• **Extracted records**:
[start]
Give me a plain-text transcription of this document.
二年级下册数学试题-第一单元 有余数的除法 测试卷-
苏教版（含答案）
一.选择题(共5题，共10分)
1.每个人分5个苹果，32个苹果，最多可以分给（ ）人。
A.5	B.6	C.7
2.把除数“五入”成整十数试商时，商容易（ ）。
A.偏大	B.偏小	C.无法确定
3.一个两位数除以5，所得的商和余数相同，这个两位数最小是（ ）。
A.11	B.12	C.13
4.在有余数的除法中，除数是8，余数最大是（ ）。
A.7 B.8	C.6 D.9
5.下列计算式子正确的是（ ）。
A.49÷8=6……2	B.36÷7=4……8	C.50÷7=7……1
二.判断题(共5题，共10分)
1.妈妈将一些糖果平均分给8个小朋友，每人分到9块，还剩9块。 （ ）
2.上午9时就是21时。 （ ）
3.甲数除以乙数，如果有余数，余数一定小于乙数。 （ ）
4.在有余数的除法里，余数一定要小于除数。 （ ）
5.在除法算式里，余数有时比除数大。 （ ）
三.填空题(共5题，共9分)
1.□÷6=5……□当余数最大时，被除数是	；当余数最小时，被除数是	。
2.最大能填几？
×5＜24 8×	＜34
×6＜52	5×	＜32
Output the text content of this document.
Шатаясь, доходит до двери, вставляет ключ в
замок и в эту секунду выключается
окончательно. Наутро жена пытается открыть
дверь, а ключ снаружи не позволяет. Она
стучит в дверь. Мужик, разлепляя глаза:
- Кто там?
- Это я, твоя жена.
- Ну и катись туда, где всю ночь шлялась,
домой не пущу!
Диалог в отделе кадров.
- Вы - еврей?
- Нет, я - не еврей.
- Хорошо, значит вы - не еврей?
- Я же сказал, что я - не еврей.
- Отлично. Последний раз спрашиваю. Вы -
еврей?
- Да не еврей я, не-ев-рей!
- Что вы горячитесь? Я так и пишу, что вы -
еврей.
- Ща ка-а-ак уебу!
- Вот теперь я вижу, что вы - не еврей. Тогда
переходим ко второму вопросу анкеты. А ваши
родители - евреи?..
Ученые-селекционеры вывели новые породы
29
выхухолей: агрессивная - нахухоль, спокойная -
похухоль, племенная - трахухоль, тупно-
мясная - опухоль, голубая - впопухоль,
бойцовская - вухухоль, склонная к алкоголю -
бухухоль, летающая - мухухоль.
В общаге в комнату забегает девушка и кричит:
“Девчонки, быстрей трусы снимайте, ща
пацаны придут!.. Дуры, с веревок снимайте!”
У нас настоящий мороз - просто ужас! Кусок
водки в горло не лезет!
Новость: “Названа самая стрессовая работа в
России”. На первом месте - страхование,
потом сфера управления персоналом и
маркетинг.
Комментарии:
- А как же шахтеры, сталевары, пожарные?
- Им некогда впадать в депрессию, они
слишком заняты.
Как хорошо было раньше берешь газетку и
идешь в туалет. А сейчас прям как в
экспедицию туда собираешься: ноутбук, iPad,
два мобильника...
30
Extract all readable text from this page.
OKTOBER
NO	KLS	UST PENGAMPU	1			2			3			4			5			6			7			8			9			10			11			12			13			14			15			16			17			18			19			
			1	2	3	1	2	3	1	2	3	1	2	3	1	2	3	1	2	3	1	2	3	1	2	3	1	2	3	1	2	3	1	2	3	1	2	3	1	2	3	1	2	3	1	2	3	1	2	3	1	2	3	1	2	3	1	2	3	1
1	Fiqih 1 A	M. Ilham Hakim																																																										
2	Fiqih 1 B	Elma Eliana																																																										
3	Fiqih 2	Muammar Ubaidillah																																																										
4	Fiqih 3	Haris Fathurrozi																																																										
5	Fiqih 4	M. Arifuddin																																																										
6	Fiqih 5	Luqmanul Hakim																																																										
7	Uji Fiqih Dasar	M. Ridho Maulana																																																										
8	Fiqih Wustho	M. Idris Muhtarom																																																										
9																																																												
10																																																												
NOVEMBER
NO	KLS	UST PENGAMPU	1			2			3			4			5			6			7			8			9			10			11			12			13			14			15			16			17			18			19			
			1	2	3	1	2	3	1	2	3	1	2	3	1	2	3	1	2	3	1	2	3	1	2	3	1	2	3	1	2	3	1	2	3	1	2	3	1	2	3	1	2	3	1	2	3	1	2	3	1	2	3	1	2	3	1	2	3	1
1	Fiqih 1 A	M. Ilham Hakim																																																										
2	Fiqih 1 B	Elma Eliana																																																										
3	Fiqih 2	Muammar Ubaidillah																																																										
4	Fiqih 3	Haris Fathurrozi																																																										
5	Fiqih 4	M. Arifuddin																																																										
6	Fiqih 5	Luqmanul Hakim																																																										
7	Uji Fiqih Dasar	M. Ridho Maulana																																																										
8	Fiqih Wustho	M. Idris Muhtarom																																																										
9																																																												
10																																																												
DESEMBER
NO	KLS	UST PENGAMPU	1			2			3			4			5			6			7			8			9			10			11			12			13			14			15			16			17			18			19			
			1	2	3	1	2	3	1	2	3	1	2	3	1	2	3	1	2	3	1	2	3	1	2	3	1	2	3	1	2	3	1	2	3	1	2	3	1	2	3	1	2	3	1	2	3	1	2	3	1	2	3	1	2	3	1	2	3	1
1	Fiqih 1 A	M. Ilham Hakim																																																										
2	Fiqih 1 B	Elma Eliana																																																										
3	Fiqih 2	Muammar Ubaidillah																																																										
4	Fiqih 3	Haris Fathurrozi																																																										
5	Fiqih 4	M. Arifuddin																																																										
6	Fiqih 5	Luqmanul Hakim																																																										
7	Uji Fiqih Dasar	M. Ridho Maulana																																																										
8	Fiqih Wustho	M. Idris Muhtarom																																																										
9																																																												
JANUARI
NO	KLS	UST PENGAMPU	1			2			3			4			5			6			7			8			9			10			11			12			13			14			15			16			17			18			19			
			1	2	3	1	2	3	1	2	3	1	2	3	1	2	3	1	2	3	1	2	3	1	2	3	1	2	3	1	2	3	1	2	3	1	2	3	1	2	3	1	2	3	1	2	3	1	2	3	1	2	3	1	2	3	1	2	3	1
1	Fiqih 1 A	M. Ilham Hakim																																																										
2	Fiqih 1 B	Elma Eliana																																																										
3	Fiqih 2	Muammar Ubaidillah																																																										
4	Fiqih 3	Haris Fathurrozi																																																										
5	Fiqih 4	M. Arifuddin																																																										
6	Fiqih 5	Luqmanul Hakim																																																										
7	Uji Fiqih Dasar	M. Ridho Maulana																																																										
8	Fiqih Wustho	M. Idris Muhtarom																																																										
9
[end]
• **Task objective**: Gather each line from the entries above that includes the word "document".

• **Complete output**:
Give me a plain-text transcription of this document.
Output the text content of this document.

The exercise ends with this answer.